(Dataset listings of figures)

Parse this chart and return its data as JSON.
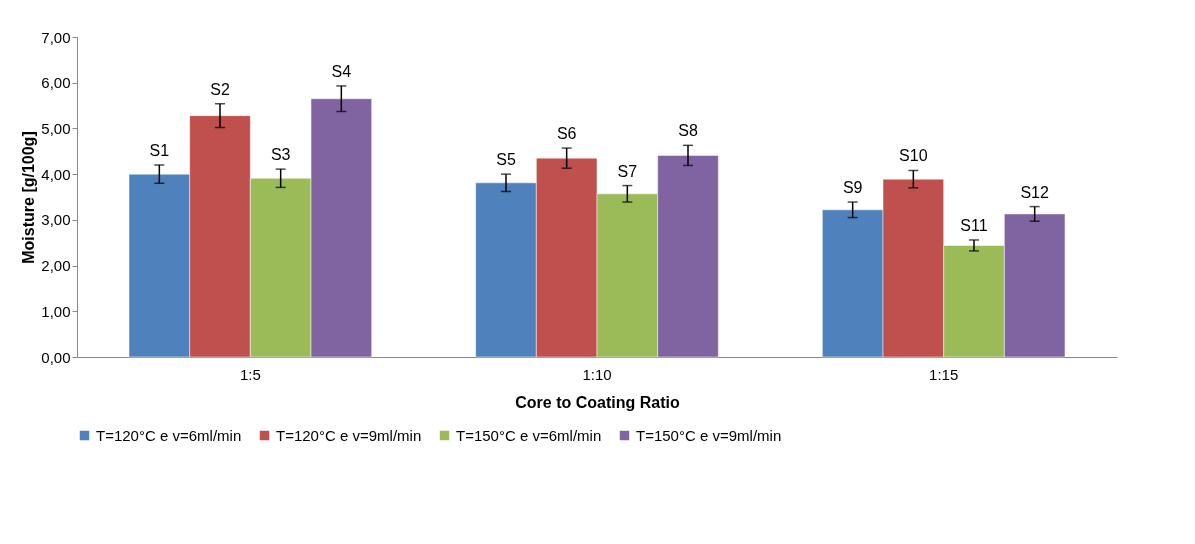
{
  "chart_data": {
    "type": "bar",
    "xlabel": "Core to Coating Ratio",
    "ylabel": "Moisture [g/100g]",
    "categories": [
      "1:5",
      "1:10",
      "1:15"
    ],
    "series": [
      {
        "name": "T=120°C e v=6ml/min",
        "color": "#4f81bd",
        "values": [
          4.0,
          3.81,
          3.22
        ],
        "errors": [
          0.2,
          0.19,
          0.17
        ],
        "value_labels": [
          "S1",
          "S5",
          "S9"
        ]
      },
      {
        "name": "T=120°C e v=9ml/min",
        "color": "#c0504d",
        "values": [
          5.28,
          4.35,
          3.89
        ],
        "errors": [
          0.26,
          0.22,
          0.19
        ],
        "value_labels": [
          "S2",
          "S6",
          "S10"
        ]
      },
      {
        "name": "T=150°C e v=6ml/min",
        "color": "#9bbb59",
        "values": [
          3.91,
          3.57,
          2.44
        ],
        "errors": [
          0.2,
          0.18,
          0.12
        ],
        "value_labels": [
          "S3",
          "S7",
          "S11"
        ]
      },
      {
        "name": "T=150°C e v=9ml/min",
        "color": "#8064a2",
        "values": [
          5.65,
          4.41,
          3.13
        ],
        "errors": [
          0.28,
          0.22,
          0.16
        ],
        "value_labels": [
          "S4",
          "S8",
          "S12"
        ]
      }
    ],
    "ylim": [
      0,
      7
    ],
    "yticks": [
      {
        "value": 0,
        "label": "0,00"
      },
      {
        "value": 1,
        "label": "1,00"
      },
      {
        "value": 2,
        "label": "2,00"
      },
      {
        "value": 3,
        "label": "3,00"
      },
      {
        "value": 4,
        "label": "4,00"
      },
      {
        "value": 5,
        "label": "5,00"
      },
      {
        "value": 6,
        "label": "6,00"
      },
      {
        "value": 7,
        "label": "7,00"
      }
    ],
    "grid": false,
    "legend": "bottom"
  }
}
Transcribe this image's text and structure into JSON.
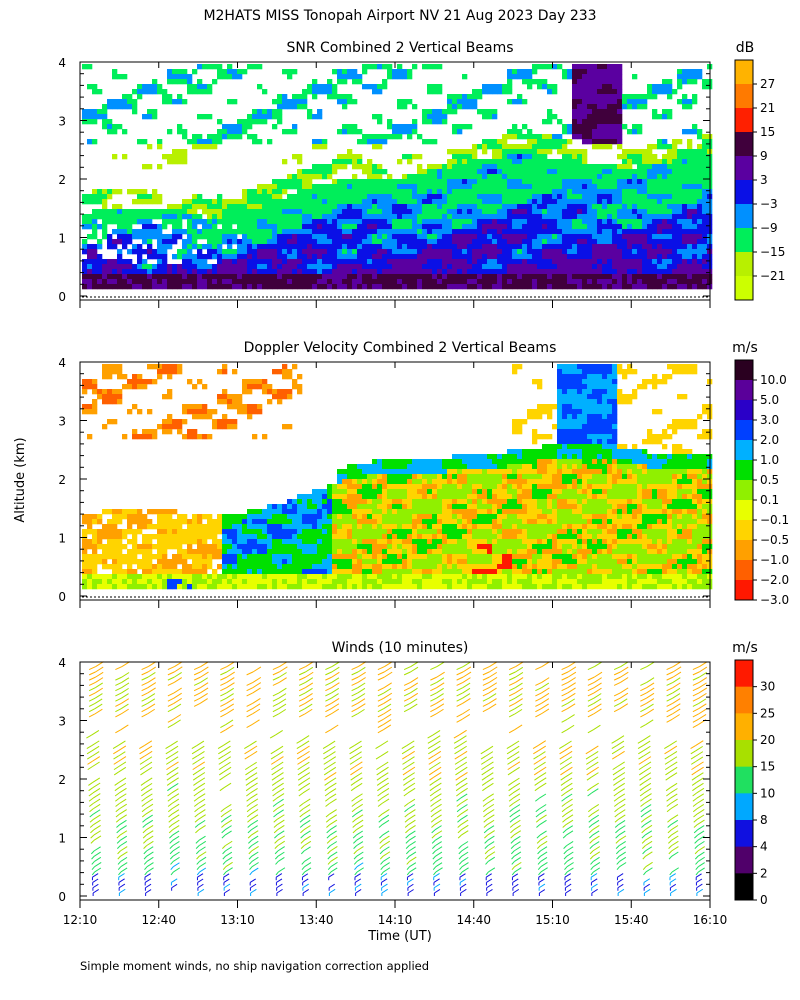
{
  "title": "M2HATS MISS Tonopah Airport NV  21 Aug 2023 Day 233",
  "footnote": "Simple moment winds, no ship navigation correction applied",
  "shared_ylabel": "Altitude (km)",
  "chart_data": [
    {
      "type": "heatmap",
      "title": "SNR Combined 2 Vertical Beams",
      "units": "dB",
      "xlabel": "",
      "ylabel": "Altitude (km)",
      "xlim": [
        "12:10",
        "16:10"
      ],
      "ylim": [
        0,
        4
      ],
      "y_ticks": [
        "0",
        "1",
        "2",
        "3",
        "4"
      ],
      "colorbar": {
        "labels": [
          "27",
          "21",
          "15",
          "9",
          "3",
          "−3",
          "−9",
          "−15",
          "−21"
        ],
        "colors": [
          "#ffb300",
          "#ff7a00",
          "#ff2000",
          "#40003c",
          "#5a00a0",
          "#0a10e6",
          "#0090ff",
          "#00ee5a",
          "#b8f000",
          "#ccff00"
        ]
      }
    },
    {
      "type": "heatmap",
      "title": "Doppler Velocity Combined 2 Vertical Beams",
      "units": "m/s",
      "xlabel": "",
      "ylabel": "Altitude (km)",
      "xlim": [
        "12:10",
        "16:10"
      ],
      "ylim": [
        0,
        4
      ],
      "y_ticks": [
        "0",
        "1",
        "2",
        "3",
        "4"
      ],
      "colorbar": {
        "labels": [
          "10.0",
          "5.0",
          "3.0",
          "2.0",
          "1.0",
          "0.5",
          "0.1",
          "−0.1",
          "−0.5",
          "−1.0",
          "−2.0",
          "−3.0"
        ],
        "colors": [
          "#2a0020",
          "#5a009a",
          "#2a00c8",
          "#0040ff",
          "#00b0ff",
          "#00e000",
          "#90f000",
          "#e8ff00",
          "#ffd400",
          "#ffa000",
          "#ff6000",
          "#ff1800"
        ]
      }
    },
    {
      "type": "wind_barbs",
      "title": "Winds (10 minutes)",
      "units": "m/s",
      "xlabel": "Time (UT)",
      "ylabel": "Altitude (km)",
      "x_ticks": [
        "12:10",
        "12:40",
        "13:10",
        "13:40",
        "14:10",
        "14:40",
        "15:10",
        "15:40",
        "16:10"
      ],
      "ylim": [
        0,
        4
      ],
      "y_ticks": [
        "0",
        "1",
        "2",
        "3",
        "4"
      ],
      "colorbar": {
        "labels": [
          "30",
          "25",
          "20",
          "15",
          "10",
          "8",
          "4",
          "2",
          "0"
        ],
        "colors": [
          "#ff1a00",
          "#ff8000",
          "#ffb000",
          "#a8e000",
          "#20e060",
          "#00a8ff",
          "#1010e0",
          "#50006a",
          "#000000"
        ]
      },
      "profile_times": [
        "12:15",
        "12:25",
        "12:35",
        "12:45",
        "12:55",
        "13:05",
        "13:15",
        "13:25",
        "13:35",
        "13:45",
        "13:55",
        "14:05",
        "14:15",
        "14:25",
        "14:35",
        "14:45",
        "14:55",
        "15:05",
        "15:15",
        "15:25",
        "15:35",
        "15:45",
        "15:55",
        "16:05"
      ]
    }
  ]
}
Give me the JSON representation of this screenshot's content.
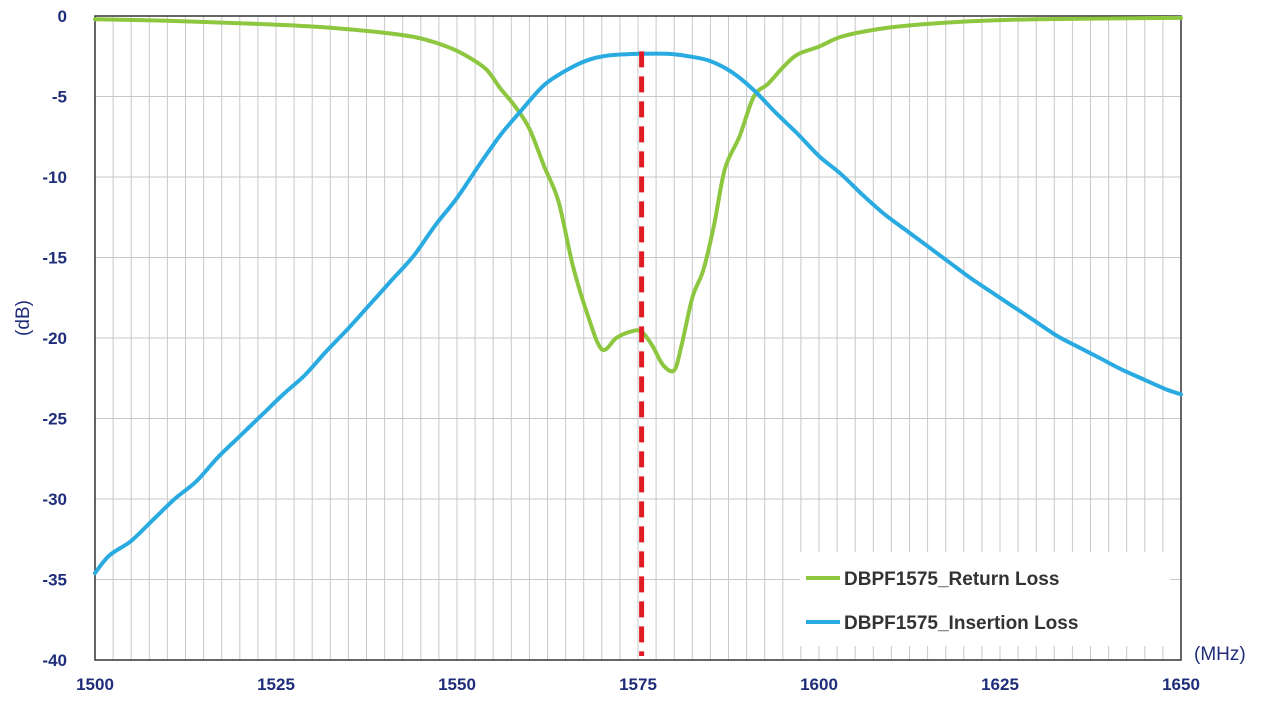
{
  "chart_data": {
    "type": "line",
    "title": "",
    "xlabel": "(MHz)",
    "ylabel": "(dB)",
    "xlim": [
      1500,
      1650
    ],
    "ylim": [
      -40,
      0
    ],
    "xticks": [
      1500,
      1525,
      1550,
      1575,
      1600,
      1625,
      1650
    ],
    "yticks": [
      0,
      -5,
      -10,
      -15,
      -20,
      -25,
      -30,
      -35,
      -40
    ],
    "minor_x_step": 2.5,
    "grid": true,
    "legend_position": "bottom-right",
    "marker_line": {
      "x": 1575.5,
      "style": "dashed",
      "color": "#e01b24"
    },
    "series": [
      {
        "name": "DBPF1575_Return Loss",
        "color": "#8dc63f",
        "points": [
          [
            1500,
            -0.2
          ],
          [
            1510,
            -0.3
          ],
          [
            1520,
            -0.45
          ],
          [
            1530,
            -0.65
          ],
          [
            1538,
            -0.95
          ],
          [
            1544,
            -1.3
          ],
          [
            1548,
            -1.8
          ],
          [
            1551,
            -2.4
          ],
          [
            1554,
            -3.3
          ],
          [
            1556,
            -4.5
          ],
          [
            1558,
            -5.6
          ],
          [
            1560,
            -7.0
          ],
          [
            1562,
            -9.3
          ],
          [
            1564,
            -11.5
          ],
          [
            1566,
            -15.5
          ],
          [
            1568,
            -18.5
          ],
          [
            1570,
            -20.7
          ],
          [
            1572,
            -20.0
          ],
          [
            1574,
            -19.6
          ],
          [
            1575.5,
            -19.6
          ],
          [
            1577,
            -20.5
          ],
          [
            1578.5,
            -21.7
          ],
          [
            1580,
            -22.0
          ],
          [
            1581,
            -20.5
          ],
          [
            1582.5,
            -17.5
          ],
          [
            1584,
            -15.8
          ],
          [
            1585.5,
            -13.0
          ],
          [
            1587,
            -9.5
          ],
          [
            1589,
            -7.5
          ],
          [
            1591,
            -5.0
          ],
          [
            1593,
            -4.2
          ],
          [
            1595,
            -3.2
          ],
          [
            1597,
            -2.4
          ],
          [
            1600,
            -1.9
          ],
          [
            1603,
            -1.3
          ],
          [
            1607,
            -0.9
          ],
          [
            1612,
            -0.6
          ],
          [
            1620,
            -0.35
          ],
          [
            1630,
            -0.2
          ],
          [
            1650,
            -0.12
          ]
        ]
      },
      {
        "name": "DBPF1575_Insertion Loss",
        "color": "#29abe2",
        "points": [
          [
            1500,
            -34.6
          ],
          [
            1502,
            -33.5
          ],
          [
            1505,
            -32.6
          ],
          [
            1508,
            -31.3
          ],
          [
            1511,
            -30.0
          ],
          [
            1514,
            -28.9
          ],
          [
            1517,
            -27.4
          ],
          [
            1520,
            -26.1
          ],
          [
            1523,
            -24.8
          ],
          [
            1526,
            -23.5
          ],
          [
            1529,
            -22.3
          ],
          [
            1532,
            -20.8
          ],
          [
            1535,
            -19.4
          ],
          [
            1538,
            -17.9
          ],
          [
            1541,
            -16.4
          ],
          [
            1544,
            -14.9
          ],
          [
            1547,
            -13.0
          ],
          [
            1550,
            -11.3
          ],
          [
            1553,
            -9.3
          ],
          [
            1556,
            -7.4
          ],
          [
            1559,
            -5.8
          ],
          [
            1562,
            -4.3
          ],
          [
            1565,
            -3.4
          ],
          [
            1568,
            -2.75
          ],
          [
            1571,
            -2.45
          ],
          [
            1575,
            -2.35
          ],
          [
            1579,
            -2.35
          ],
          [
            1582,
            -2.5
          ],
          [
            1585,
            -2.8
          ],
          [
            1588,
            -3.5
          ],
          [
            1591,
            -4.6
          ],
          [
            1594,
            -6.0
          ],
          [
            1597,
            -7.3
          ],
          [
            1600,
            -8.7
          ],
          [
            1603,
            -9.8
          ],
          [
            1606,
            -11.1
          ],
          [
            1609,
            -12.3
          ],
          [
            1612,
            -13.3
          ],
          [
            1615,
            -14.3
          ],
          [
            1618,
            -15.3
          ],
          [
            1621,
            -16.3
          ],
          [
            1624,
            -17.2
          ],
          [
            1627,
            -18.1
          ],
          [
            1630,
            -19.0
          ],
          [
            1633,
            -19.9
          ],
          [
            1636,
            -20.6
          ],
          [
            1639,
            -21.3
          ],
          [
            1642,
            -22.0
          ],
          [
            1645,
            -22.6
          ],
          [
            1648,
            -23.2
          ],
          [
            1650,
            -23.5
          ]
        ]
      }
    ]
  }
}
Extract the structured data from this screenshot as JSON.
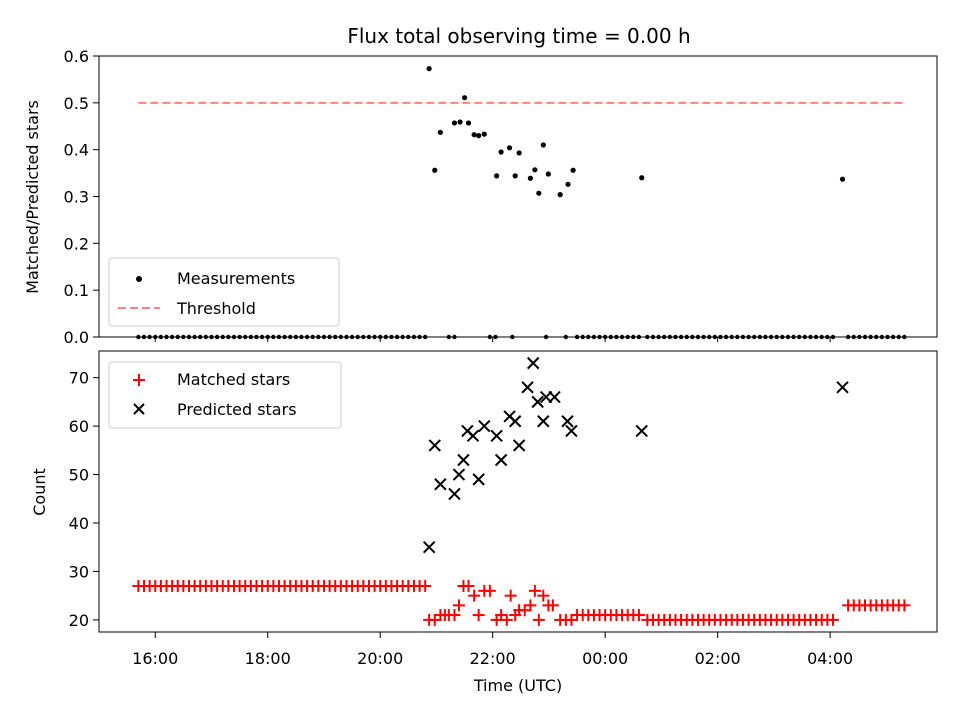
{
  "chart_data": [
    {
      "type": "scatter",
      "title": "Flux total observing time = 0.00 h",
      "ylabel": "Matched/Predicted stars",
      "xlabel": "",
      "x_unit": "hours since 16:00 UTC",
      "xlim": [
        -1.0,
        13.9
      ],
      "ylim": [
        0.0,
        0.6
      ],
      "y_ticks": [
        "0.0",
        "0.1",
        "0.2",
        "0.3",
        "0.4",
        "0.5",
        "0.6"
      ],
      "legend_position": "lower-left",
      "legend": [
        "Measurements",
        "Threshold"
      ],
      "threshold": {
        "name": "Threshold",
        "value": 0.5,
        "x_range": [
          -0.3,
          13.3
        ],
        "color": "#ff7f7f"
      },
      "series": [
        {
          "name": "Measurements",
          "color": "#000000",
          "points": [
            [
              4.87,
              0.573
            ],
            [
              4.97,
              0.356
            ],
            [
              5.07,
              0.437
            ],
            [
              5.32,
              0.457
            ],
            [
              5.42,
              0.459
            ],
            [
              5.5,
              0.511
            ],
            [
              5.57,
              0.457
            ],
            [
              5.67,
              0.432
            ],
            [
              5.75,
              0.43
            ],
            [
              5.85,
              0.433
            ],
            [
              6.07,
              0.344
            ],
            [
              6.15,
              0.395
            ],
            [
              6.3,
              0.404
            ],
            [
              6.4,
              0.344
            ],
            [
              6.47,
              0.393
            ],
            [
              6.67,
              0.339
            ],
            [
              6.75,
              0.357
            ],
            [
              6.82,
              0.307
            ],
            [
              6.9,
              0.41
            ],
            [
              6.99,
              0.348
            ],
            [
              7.2,
              0.304
            ],
            [
              7.34,
              0.326
            ],
            [
              7.43,
              0.356
            ],
            [
              8.65,
              0.34
            ],
            [
              12.22,
              0.337
            ]
          ],
          "zero_ranges": [
            [
              -0.3,
              4.8
            ],
            [
              5.22,
              5.35
            ],
            [
              5.95,
              6.1
            ],
            [
              6.35,
              6.35
            ],
            [
              6.95,
              7.0
            ],
            [
              7.3,
              7.3
            ],
            [
              7.5,
              8.6
            ],
            [
              8.75,
              12.1
            ],
            [
              12.32,
              13.35
            ]
          ]
        }
      ]
    },
    {
      "type": "scatter",
      "title": "",
      "ylabel": "Count",
      "xlabel": "Time (UTC)",
      "x_unit": "hours since 16:00 UTC",
      "xlim": [
        -1.0,
        13.9
      ],
      "ylim": [
        17.5,
        75.5
      ],
      "y_ticks": [
        "20",
        "30",
        "40",
        "50",
        "60",
        "70"
      ],
      "x_ticks": [
        "16:00",
        "18:00",
        "20:00",
        "22:00",
        "00:00",
        "02:00",
        "04:00"
      ],
      "legend_position": "upper-left",
      "legend": [
        "Matched stars",
        "Predicted stars"
      ],
      "series": [
        {
          "name": "Matched stars",
          "color": "#ff0000",
          "marker": "plus",
          "runs": [
            {
              "x_range": [
                -0.3,
                4.8
              ],
              "value": 27
            },
            {
              "x_range": [
                7.5,
                8.6
              ],
              "value": 21
            },
            {
              "x_range": [
                8.75,
                12.1
              ],
              "value": 20
            },
            {
              "x_range": [
                12.32,
                13.35
              ],
              "value": 23
            }
          ],
          "points": [
            [
              4.87,
              20
            ],
            [
              4.97,
              20
            ],
            [
              5.07,
              21
            ],
            [
              5.15,
              21
            ],
            [
              5.22,
              21
            ],
            [
              5.32,
              21
            ],
            [
              5.4,
              23
            ],
            [
              5.48,
              27
            ],
            [
              5.57,
              27
            ],
            [
              5.67,
              25
            ],
            [
              5.75,
              21
            ],
            [
              5.85,
              26
            ],
            [
              5.95,
              26
            ],
            [
              6.07,
              20
            ],
            [
              6.15,
              21
            ],
            [
              6.25,
              20
            ],
            [
              6.32,
              25
            ],
            [
              6.4,
              21
            ],
            [
              6.47,
              22
            ],
            [
              6.57,
              22
            ],
            [
              6.67,
              23
            ],
            [
              6.75,
              26
            ],
            [
              6.82,
              20
            ],
            [
              6.9,
              25
            ],
            [
              6.99,
              23
            ],
            [
              7.07,
              23
            ],
            [
              7.2,
              20
            ],
            [
              7.3,
              20
            ],
            [
              7.4,
              20
            ]
          ]
        },
        {
          "name": "Predicted stars",
          "color": "#000000",
          "marker": "x",
          "points": [
            [
              4.87,
              35
            ],
            [
              4.97,
              56
            ],
            [
              5.07,
              48
            ],
            [
              5.32,
              46
            ],
            [
              5.4,
              50
            ],
            [
              5.48,
              53
            ],
            [
              5.55,
              59
            ],
            [
              5.65,
              58
            ],
            [
              5.75,
              49
            ],
            [
              5.85,
              60
            ],
            [
              6.07,
              58
            ],
            [
              6.15,
              53
            ],
            [
              6.3,
              62
            ],
            [
              6.4,
              61
            ],
            [
              6.47,
              56
            ],
            [
              6.62,
              68
            ],
            [
              6.72,
              73
            ],
            [
              6.8,
              65
            ],
            [
              6.9,
              61
            ],
            [
              6.95,
              66
            ],
            [
              7.1,
              66
            ],
            [
              7.33,
              61
            ],
            [
              7.4,
              59
            ],
            [
              8.65,
              59
            ],
            [
              12.22,
              68
            ]
          ]
        }
      ]
    }
  ],
  "colors": {
    "axes": "#000000",
    "legend_border": "#cccccc"
  }
}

◆ TASK BRIEF ◆
Reply with nothing but the number of lines that contain the word "Loss".

◆ EXERCISE SOLUTION ◆
2